Look below and pull out each line with the word "Tree".

-------- Supplied material --------

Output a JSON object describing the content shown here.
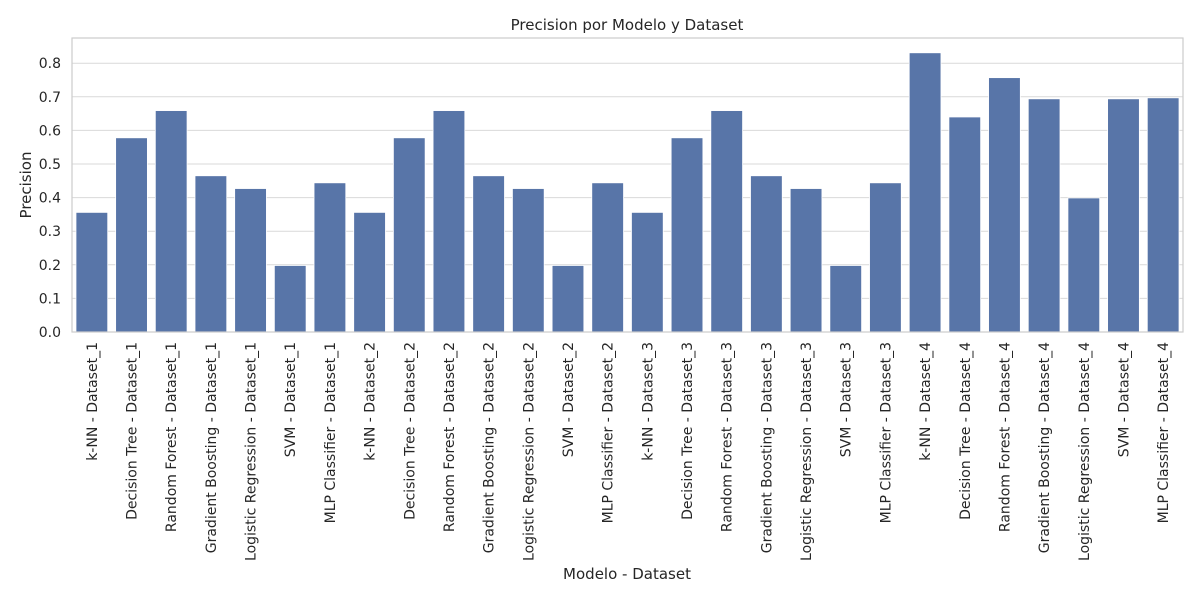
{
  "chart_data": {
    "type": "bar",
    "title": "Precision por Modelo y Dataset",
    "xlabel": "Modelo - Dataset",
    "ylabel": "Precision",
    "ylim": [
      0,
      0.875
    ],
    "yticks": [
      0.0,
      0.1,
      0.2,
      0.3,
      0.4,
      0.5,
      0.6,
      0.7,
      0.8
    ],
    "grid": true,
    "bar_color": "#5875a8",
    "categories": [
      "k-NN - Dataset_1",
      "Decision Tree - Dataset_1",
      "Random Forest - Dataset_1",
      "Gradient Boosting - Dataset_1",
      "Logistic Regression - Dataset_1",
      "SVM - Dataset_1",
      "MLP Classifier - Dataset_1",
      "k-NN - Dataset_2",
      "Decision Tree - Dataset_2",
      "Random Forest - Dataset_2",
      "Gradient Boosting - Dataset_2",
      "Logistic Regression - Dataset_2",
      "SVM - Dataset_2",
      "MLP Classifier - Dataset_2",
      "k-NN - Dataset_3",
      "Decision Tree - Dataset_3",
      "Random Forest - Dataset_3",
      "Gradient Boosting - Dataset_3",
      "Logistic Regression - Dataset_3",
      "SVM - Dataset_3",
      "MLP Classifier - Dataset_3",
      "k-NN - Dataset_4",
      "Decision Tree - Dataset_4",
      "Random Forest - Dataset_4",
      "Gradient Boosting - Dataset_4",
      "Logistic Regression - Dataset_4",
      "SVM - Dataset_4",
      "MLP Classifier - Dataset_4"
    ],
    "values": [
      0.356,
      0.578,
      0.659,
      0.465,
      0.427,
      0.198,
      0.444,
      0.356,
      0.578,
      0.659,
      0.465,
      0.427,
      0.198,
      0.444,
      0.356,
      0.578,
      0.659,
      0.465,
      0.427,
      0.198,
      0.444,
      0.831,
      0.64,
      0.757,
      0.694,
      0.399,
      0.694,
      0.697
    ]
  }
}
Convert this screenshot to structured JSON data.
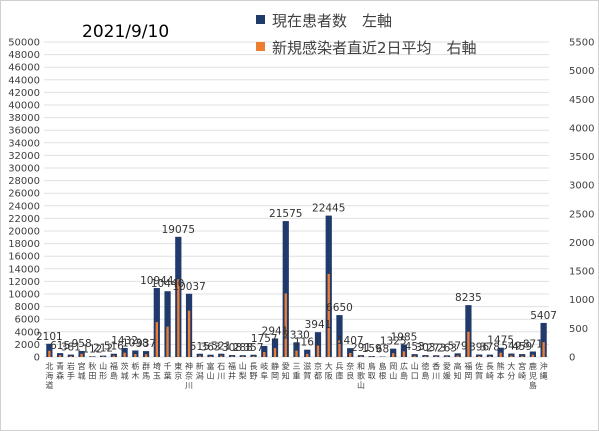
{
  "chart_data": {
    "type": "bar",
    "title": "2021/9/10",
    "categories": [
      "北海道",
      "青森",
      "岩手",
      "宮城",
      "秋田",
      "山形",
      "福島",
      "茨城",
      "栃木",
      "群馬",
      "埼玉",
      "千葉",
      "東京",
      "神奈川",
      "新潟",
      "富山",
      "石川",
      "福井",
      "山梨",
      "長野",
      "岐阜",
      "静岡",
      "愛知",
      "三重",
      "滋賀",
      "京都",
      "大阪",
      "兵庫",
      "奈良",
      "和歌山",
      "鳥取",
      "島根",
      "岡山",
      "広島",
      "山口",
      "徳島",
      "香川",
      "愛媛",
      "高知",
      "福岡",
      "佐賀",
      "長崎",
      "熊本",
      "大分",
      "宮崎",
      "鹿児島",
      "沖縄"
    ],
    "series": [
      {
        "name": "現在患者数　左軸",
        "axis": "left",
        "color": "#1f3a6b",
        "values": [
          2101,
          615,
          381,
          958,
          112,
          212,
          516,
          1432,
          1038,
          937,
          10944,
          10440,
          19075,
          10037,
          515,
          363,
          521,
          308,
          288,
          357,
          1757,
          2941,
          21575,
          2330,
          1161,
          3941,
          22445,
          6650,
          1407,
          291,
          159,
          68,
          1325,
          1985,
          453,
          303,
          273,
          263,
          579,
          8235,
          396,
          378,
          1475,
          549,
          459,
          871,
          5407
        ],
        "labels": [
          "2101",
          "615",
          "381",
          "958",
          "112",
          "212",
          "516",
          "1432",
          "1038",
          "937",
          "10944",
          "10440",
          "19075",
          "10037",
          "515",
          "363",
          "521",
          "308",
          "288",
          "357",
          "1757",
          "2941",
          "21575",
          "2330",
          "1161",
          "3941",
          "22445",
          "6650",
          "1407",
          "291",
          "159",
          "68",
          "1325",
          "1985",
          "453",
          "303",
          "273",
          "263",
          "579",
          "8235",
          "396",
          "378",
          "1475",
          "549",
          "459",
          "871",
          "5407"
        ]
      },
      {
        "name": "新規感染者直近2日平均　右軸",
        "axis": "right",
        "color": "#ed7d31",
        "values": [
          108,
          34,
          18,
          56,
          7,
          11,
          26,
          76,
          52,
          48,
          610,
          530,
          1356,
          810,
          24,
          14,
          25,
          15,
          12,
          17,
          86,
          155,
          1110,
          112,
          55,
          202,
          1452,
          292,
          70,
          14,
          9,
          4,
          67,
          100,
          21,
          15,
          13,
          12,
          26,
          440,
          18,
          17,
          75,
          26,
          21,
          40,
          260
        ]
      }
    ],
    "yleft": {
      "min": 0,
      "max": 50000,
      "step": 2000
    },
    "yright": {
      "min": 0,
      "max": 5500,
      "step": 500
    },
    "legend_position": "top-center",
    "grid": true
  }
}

--------
-------- Supplied material --------

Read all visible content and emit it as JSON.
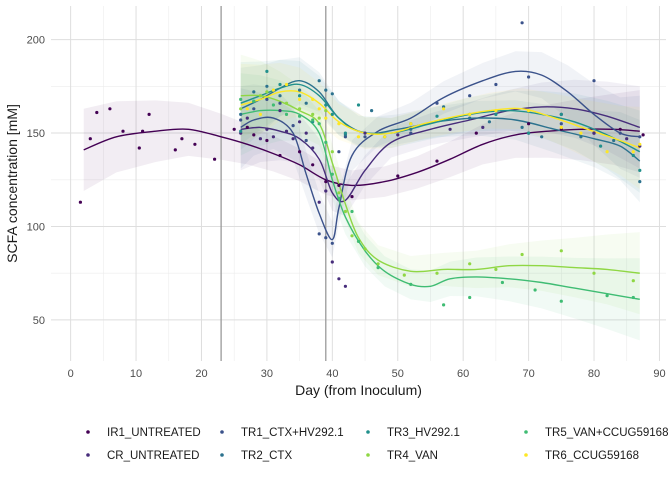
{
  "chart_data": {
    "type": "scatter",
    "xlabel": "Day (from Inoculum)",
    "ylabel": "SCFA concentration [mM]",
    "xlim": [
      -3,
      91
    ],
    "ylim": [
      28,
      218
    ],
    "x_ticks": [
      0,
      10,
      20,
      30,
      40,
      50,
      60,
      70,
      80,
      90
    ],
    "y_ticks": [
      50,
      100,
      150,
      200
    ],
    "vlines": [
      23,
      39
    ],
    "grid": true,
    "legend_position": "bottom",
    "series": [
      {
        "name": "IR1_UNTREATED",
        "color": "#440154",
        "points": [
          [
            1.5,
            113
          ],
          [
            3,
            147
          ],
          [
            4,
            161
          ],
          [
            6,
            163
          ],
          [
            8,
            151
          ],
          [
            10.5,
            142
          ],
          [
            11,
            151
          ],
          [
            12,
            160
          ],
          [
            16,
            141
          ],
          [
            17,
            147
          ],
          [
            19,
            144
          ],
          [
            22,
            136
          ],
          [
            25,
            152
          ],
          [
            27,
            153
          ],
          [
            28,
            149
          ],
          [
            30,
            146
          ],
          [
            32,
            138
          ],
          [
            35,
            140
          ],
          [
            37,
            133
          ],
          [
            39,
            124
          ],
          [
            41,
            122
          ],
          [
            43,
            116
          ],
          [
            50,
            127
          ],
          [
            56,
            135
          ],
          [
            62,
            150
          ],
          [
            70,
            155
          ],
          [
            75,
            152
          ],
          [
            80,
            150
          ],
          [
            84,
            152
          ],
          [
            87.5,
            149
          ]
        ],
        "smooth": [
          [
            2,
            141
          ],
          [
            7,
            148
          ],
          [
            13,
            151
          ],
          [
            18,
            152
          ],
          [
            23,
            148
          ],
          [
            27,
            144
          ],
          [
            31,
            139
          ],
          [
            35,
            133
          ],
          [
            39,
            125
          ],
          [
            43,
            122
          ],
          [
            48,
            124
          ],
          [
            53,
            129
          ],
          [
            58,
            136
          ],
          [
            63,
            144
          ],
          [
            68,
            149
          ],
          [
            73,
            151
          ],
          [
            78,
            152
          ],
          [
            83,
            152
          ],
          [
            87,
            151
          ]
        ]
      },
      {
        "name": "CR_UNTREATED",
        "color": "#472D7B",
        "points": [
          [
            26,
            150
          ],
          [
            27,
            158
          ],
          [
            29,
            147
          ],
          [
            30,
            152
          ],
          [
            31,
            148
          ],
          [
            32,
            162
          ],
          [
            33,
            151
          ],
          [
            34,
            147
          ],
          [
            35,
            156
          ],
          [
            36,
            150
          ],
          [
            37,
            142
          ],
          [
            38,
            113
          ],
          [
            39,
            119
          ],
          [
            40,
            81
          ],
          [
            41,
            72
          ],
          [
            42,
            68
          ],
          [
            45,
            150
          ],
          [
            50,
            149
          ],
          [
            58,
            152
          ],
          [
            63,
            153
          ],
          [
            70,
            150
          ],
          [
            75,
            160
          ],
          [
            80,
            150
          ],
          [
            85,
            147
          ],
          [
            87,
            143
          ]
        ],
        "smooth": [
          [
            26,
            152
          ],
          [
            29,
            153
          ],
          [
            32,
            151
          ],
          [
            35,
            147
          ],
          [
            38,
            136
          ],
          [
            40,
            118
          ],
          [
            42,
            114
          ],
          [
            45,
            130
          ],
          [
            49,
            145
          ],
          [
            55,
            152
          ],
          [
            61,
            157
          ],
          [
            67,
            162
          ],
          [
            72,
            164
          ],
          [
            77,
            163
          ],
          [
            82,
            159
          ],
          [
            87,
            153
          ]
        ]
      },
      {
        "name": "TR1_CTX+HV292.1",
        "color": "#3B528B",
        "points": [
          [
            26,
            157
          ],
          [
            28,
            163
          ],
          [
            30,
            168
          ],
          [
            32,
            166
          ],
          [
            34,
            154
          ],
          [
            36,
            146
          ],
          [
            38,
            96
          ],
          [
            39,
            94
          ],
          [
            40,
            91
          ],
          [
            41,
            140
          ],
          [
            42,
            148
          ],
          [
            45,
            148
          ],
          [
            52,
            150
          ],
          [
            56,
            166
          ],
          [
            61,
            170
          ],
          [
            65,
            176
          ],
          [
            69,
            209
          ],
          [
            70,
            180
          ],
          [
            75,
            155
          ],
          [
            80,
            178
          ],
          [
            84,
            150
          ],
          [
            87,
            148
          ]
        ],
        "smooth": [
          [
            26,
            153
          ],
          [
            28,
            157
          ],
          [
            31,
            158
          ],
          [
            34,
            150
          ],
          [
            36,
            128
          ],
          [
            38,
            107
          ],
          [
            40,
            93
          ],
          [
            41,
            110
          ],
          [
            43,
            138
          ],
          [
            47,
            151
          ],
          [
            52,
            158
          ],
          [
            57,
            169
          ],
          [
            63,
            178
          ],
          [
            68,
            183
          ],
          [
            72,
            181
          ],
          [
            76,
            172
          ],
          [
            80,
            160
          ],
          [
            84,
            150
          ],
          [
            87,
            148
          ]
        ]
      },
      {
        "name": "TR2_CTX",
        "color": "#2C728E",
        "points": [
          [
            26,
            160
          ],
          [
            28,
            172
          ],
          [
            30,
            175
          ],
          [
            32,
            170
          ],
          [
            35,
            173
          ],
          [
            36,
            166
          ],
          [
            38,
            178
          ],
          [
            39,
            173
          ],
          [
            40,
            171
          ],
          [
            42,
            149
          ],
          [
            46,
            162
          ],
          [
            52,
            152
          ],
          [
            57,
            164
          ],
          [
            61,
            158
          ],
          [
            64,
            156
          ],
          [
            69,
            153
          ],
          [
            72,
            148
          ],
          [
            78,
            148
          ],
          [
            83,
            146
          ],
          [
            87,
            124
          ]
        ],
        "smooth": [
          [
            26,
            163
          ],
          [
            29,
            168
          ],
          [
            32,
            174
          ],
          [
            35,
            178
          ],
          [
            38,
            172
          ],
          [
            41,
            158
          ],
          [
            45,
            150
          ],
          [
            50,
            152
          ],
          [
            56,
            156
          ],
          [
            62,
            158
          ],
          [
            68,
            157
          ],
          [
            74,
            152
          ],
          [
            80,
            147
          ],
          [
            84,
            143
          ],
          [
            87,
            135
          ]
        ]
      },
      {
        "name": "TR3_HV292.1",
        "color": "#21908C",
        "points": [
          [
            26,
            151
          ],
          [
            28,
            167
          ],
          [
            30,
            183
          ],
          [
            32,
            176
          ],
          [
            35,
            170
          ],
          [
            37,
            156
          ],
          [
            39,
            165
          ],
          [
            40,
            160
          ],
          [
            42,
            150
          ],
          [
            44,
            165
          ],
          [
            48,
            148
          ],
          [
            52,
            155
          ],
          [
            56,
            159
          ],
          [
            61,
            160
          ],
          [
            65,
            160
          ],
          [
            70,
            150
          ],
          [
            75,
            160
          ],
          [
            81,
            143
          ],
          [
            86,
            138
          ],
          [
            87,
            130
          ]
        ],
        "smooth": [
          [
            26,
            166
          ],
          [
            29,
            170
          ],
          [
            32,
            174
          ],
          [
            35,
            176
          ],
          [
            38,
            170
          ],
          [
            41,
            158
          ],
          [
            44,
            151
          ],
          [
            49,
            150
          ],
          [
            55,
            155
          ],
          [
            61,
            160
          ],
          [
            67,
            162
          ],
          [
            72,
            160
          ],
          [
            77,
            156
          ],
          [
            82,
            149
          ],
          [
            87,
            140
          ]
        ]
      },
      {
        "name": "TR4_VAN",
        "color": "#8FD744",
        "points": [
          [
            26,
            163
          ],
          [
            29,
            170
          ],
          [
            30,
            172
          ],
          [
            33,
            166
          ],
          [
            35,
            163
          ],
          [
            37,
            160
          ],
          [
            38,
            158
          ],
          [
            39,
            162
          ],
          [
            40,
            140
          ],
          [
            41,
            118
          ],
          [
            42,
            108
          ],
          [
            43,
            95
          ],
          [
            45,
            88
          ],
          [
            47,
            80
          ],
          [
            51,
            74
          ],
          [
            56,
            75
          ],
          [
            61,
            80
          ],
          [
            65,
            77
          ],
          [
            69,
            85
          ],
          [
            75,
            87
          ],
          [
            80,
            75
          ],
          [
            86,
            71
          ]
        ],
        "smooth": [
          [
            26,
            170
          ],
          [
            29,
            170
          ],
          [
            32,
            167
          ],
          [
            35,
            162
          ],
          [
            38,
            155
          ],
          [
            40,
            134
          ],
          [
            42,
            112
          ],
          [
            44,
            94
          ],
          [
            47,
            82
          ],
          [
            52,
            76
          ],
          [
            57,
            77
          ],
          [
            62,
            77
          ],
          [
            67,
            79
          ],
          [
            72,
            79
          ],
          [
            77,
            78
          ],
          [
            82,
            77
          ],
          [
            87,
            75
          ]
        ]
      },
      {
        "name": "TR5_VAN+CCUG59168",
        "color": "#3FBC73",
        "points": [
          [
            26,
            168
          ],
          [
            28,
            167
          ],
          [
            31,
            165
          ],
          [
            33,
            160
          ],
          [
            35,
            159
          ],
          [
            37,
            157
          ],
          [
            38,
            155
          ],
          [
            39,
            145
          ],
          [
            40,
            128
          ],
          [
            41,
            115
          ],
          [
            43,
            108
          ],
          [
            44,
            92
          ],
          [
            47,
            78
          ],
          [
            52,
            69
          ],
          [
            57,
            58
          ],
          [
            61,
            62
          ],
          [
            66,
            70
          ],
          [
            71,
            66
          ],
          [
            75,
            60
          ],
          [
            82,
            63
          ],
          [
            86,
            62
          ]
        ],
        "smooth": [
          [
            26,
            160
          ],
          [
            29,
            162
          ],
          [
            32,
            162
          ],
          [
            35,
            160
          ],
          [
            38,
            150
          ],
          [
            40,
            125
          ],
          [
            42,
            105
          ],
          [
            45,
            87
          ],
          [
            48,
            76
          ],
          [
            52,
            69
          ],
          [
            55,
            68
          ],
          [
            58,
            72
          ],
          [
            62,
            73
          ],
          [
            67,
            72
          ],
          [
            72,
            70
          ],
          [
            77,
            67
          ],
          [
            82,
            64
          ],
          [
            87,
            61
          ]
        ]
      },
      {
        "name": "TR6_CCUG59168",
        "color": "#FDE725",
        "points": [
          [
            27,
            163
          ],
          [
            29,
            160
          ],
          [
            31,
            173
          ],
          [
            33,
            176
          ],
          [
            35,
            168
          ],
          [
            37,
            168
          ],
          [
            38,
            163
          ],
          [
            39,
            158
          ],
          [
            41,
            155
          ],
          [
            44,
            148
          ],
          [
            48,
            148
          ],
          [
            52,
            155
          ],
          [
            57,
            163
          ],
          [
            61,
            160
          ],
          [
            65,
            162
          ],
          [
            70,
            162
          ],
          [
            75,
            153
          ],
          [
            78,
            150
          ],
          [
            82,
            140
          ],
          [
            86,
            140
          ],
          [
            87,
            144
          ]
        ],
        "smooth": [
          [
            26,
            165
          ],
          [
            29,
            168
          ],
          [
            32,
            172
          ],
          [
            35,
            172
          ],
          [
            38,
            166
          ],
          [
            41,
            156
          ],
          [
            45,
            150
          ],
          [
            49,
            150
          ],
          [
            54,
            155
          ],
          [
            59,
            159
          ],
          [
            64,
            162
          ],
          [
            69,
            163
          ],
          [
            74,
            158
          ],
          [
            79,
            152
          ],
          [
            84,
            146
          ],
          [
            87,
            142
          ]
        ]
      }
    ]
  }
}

--------

__Task response__
      "Decision Tree - Dataset_1",
      "Decision Tree - Dataset_2",
      "Decision Tree - Dataset_3",
      "Decision Tree - Dataset_4",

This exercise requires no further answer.